# [Goal]
Copy out all lines carrying the word "время".

── Given records ──

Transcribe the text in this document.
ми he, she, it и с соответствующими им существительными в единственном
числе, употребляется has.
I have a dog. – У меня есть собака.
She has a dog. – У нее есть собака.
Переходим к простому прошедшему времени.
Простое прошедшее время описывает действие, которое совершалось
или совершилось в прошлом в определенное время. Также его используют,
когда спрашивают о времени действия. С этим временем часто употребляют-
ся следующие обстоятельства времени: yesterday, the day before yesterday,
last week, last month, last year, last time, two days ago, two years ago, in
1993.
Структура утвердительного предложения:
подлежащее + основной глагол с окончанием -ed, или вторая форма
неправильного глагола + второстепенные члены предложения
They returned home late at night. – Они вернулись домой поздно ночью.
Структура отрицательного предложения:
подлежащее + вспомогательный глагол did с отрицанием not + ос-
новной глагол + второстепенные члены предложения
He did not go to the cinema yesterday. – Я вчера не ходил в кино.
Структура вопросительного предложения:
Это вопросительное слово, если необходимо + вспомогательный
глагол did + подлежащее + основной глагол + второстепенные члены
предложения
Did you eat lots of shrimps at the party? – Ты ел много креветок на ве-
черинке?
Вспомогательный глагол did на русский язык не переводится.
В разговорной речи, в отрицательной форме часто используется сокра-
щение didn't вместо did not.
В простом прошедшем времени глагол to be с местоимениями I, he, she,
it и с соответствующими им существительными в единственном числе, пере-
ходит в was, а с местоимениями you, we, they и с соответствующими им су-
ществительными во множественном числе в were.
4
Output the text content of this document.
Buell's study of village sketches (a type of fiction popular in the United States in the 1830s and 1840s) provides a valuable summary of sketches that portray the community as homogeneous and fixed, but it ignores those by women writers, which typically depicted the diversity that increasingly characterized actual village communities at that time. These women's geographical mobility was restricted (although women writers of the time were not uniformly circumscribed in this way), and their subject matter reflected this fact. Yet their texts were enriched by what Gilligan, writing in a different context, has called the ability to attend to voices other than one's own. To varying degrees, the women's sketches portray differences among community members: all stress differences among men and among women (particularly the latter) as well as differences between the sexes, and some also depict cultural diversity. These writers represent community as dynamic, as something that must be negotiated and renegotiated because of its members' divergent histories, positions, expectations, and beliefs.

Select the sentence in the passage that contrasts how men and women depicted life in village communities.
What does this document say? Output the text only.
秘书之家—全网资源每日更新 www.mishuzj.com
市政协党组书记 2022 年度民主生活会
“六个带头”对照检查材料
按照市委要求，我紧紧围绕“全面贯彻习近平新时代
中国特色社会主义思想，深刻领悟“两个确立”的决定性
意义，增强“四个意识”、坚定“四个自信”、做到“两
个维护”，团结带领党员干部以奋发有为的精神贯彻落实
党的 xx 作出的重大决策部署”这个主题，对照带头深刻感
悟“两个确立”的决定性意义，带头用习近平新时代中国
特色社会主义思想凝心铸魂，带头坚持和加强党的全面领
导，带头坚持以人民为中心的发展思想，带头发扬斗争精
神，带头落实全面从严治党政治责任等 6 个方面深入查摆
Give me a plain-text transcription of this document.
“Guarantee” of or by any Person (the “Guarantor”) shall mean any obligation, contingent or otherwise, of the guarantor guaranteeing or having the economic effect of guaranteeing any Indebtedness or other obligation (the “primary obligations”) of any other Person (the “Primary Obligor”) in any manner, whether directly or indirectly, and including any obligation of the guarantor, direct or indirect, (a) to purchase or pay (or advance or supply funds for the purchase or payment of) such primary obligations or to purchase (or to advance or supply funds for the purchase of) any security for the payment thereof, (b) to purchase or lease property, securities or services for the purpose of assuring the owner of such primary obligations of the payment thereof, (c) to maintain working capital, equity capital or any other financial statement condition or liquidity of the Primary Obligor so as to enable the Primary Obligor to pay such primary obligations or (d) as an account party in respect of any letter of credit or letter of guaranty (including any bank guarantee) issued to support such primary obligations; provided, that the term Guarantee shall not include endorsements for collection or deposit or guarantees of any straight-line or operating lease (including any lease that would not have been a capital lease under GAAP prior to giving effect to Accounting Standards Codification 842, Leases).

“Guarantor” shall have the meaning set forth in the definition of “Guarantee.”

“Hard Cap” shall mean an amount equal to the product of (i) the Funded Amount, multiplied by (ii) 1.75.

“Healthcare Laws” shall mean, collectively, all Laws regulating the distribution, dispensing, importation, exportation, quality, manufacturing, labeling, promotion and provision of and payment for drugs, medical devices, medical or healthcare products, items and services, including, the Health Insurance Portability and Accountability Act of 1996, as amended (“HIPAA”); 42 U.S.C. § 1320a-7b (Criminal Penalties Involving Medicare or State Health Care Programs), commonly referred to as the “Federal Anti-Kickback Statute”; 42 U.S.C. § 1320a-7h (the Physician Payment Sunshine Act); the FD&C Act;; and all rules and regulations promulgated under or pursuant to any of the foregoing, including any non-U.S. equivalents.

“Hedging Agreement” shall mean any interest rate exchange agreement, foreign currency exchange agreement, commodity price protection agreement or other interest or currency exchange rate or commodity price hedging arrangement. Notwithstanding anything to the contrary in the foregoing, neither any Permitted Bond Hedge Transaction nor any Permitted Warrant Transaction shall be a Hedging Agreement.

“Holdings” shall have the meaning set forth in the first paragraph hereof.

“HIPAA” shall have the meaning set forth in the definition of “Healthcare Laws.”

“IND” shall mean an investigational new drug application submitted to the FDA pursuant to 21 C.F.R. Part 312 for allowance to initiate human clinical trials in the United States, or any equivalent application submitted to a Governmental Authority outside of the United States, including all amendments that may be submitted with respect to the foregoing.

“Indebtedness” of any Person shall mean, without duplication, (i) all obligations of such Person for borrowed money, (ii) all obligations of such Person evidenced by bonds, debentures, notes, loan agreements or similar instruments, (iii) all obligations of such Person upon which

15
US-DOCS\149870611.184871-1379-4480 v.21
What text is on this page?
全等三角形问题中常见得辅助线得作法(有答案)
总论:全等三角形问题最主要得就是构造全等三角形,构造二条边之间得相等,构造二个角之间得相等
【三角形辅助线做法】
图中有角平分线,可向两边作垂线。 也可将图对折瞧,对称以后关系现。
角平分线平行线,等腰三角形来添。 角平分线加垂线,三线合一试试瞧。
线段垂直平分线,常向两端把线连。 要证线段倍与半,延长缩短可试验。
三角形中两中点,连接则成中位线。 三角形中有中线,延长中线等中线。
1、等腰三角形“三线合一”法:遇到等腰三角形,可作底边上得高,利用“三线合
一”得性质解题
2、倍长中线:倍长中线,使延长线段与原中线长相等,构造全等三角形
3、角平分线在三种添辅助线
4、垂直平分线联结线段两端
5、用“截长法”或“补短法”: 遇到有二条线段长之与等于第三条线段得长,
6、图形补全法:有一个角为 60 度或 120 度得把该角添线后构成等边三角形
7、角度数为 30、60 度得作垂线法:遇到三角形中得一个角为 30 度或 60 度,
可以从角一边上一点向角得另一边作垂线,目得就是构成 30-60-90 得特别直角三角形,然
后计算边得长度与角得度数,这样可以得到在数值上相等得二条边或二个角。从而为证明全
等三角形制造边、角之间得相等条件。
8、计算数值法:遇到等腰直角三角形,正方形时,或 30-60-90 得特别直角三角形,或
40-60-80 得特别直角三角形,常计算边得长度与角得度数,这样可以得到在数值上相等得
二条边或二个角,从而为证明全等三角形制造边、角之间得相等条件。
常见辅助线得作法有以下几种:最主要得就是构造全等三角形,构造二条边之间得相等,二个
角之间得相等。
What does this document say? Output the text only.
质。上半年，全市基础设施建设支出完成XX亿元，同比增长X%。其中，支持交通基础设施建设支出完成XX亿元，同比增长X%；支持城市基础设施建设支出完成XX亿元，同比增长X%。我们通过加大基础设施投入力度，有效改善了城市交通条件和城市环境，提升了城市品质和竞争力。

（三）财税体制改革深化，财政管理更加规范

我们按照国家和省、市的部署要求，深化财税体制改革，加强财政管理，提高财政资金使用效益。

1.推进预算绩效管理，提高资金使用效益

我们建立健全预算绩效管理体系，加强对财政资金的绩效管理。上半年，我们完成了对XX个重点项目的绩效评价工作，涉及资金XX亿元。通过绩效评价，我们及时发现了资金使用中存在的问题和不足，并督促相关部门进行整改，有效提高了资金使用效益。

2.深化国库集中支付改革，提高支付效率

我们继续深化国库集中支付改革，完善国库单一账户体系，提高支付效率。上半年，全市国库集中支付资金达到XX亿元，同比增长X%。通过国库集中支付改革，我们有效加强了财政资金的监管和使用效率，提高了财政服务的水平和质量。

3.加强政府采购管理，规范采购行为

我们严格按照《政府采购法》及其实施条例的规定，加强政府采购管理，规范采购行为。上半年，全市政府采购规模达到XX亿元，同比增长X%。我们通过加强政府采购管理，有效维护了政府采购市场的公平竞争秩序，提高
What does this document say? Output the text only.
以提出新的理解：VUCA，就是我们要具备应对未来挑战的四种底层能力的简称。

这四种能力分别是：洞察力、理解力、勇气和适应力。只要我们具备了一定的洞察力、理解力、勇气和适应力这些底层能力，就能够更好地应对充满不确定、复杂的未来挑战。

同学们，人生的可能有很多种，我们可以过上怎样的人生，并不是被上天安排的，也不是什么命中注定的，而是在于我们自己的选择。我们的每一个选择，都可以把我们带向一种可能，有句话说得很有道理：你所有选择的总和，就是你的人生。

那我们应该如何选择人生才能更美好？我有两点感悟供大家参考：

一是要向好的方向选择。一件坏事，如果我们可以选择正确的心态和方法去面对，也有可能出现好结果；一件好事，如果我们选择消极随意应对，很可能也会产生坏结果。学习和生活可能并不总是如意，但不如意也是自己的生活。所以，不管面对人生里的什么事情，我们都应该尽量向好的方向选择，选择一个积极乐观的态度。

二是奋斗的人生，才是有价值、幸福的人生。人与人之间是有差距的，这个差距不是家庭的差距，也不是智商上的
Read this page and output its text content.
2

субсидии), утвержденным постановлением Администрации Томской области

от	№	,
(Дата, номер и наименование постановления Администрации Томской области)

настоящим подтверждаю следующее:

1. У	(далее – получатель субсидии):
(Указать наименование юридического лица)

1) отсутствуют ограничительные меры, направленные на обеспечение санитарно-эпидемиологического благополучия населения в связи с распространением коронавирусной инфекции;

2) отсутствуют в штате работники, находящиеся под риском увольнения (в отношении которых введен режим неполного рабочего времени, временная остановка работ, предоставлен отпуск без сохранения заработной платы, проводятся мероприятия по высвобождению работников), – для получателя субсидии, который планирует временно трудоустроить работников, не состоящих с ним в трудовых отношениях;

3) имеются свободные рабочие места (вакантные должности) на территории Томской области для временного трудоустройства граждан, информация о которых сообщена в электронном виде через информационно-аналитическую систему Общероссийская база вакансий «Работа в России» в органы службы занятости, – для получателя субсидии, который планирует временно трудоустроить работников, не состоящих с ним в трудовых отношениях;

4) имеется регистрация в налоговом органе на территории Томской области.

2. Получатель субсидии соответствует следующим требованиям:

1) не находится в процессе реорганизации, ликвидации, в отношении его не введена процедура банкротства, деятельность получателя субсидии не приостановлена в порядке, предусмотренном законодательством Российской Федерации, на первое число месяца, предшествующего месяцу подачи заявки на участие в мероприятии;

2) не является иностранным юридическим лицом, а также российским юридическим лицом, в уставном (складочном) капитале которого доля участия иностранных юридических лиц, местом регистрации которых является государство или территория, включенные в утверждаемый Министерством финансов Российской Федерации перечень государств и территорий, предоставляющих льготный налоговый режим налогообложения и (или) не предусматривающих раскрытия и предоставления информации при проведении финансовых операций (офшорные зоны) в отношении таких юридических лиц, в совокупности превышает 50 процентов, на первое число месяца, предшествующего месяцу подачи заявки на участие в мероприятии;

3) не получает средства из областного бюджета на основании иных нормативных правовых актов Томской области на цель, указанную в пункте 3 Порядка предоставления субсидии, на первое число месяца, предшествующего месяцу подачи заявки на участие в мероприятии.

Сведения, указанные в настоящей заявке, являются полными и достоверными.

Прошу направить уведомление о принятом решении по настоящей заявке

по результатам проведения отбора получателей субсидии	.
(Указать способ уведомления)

───

# [Task result]
Простое прошедшее время описывает действие, которое совершалось
или совершилось в прошлом в определенное время. Также его используют,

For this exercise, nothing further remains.